▼▼▼

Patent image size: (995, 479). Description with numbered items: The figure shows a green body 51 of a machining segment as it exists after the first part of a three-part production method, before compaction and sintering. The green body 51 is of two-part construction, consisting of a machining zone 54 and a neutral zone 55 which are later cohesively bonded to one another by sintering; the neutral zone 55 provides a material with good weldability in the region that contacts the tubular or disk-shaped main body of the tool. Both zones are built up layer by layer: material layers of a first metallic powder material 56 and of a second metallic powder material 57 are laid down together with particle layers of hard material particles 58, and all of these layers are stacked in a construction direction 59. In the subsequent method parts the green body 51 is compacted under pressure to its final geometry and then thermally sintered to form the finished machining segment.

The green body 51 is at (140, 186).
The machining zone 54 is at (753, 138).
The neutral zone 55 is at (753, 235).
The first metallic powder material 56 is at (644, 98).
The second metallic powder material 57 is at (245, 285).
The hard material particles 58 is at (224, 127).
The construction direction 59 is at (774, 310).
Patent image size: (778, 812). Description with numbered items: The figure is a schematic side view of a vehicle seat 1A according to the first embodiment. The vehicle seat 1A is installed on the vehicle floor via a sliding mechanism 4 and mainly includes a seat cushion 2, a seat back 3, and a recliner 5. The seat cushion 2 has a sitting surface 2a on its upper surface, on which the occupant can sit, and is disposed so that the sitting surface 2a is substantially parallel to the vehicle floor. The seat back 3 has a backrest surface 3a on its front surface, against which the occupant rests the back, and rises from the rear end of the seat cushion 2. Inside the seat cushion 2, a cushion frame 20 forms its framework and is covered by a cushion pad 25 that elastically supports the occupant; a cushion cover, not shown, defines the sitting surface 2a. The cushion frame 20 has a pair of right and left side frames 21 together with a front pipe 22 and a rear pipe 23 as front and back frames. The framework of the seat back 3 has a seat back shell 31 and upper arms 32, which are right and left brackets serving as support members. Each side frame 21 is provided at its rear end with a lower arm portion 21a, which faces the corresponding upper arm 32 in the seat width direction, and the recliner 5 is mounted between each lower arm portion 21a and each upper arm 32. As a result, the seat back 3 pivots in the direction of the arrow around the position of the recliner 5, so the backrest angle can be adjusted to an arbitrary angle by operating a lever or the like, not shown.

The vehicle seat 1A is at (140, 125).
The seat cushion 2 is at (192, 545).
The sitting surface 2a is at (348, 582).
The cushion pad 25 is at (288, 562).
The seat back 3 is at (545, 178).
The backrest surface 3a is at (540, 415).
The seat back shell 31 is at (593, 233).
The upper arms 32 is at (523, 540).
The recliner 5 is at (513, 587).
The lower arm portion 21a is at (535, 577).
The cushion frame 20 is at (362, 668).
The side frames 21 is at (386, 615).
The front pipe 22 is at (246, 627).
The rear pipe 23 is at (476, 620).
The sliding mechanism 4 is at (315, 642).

▲▲▲

EXERCISE: Repeat all of the rows above, word for word.

EXERCISE OUTPUT:
Patent image size: (995, 479). Description with numbered items: The figure shows a green body 51 of a machining segment as it exists after the first part of a three-part production method, before compaction and sintering. The green body 51 is of two-part construction, consisting of a machining zone 54 and a neutral zone 55 which are later cohesively bonded to one another by sintering; the neutral zone 55 provides a material with good weldability in the region that contacts the tubular or disk-shaped main body of the tool. Both zones are built up layer by layer: material layers of a first metallic powder material 56 and of a second metallic powder material 57 are laid down together with particle layers of hard material particles 58, and all of these layers are stacked in a construction direction 59. In the subsequent method parts the green body 51 is compacted under pressure to its final geometry and then thermally sintered to form the finished machining segment.

The green body 51 is at (140, 186).
The machining zone 54 is at (753, 138).
The neutral zone 55 is at (753, 235).
The first metallic powder material 56 is at (644, 98).
The second metallic powder material 57 is at (245, 285).
The hard material particles 58 is at (224, 127).
The construction direction 59 is at (774, 310).
Patent image size: (778, 812). Description with numbered items: The figure is a schematic side view of a vehicle seat 1A according to the first embodiment. The vehicle seat 1A is installed on the vehicle floor via a sliding mechanism 4 and mainly includes a seat cushion 2, a seat back 3, and a recliner 5. The seat cushion 2 has a sitting surface 2a on its upper surface, on which the occupant can sit, and is disposed so that the sitting surface 2a is substantially parallel to the vehicle floor. The seat back 3 has a backrest surface 3a on its front surface, against which the occupant rests the back, and rises from the rear end of the seat cushion 2. Inside the seat cushion 2, a cushion frame 20 forms its framework and is covered by a cushion pad 25 that elastically supports the occupant; a cushion cover, not shown, defines the sitting surface 2a. The cushion frame 20 has a pair of right and left side frames 21 together with a front pipe 22 and a rear pipe 23 as front and back frames. The framework of the seat back 3 has a seat back shell 31 and upper arms 32, which are right and left brackets serving as support members. Each side frame 21 is provided at its rear end with a lower arm portion 21a, which faces the corresponding upper arm 32 in the seat width direction, and the recliner 5 is mounted between each lower arm portion 21a and each upper arm 32. As a result, the seat back 3 pivots in the direction of the arrow around the position of the recliner 5, so the backrest angle can be adjusted to an arbitrary angle by operating a lever or the like, not shown.

The vehicle seat 1A is at (140, 125).
The seat cushion 2 is at (192, 545).
The sitting surface 2a is at (348, 582).
The cushion pad 25 is at (288, 562).
The seat back 3 is at (545, 178).
The backrest surface 3a is at (540, 415).
The seat back shell 31 is at (593, 233).
The upper arms 32 is at (523, 540).
The recliner 5 is at (513, 587).
The lower arm portion 21a is at (535, 577).
The cushion frame 20 is at (362, 668).
The side frames 21 is at (386, 615).
The front pipe 22 is at (246, 627).
The rear pipe 23 is at (476, 620).
The sliding mechanism 4 is at (315, 642).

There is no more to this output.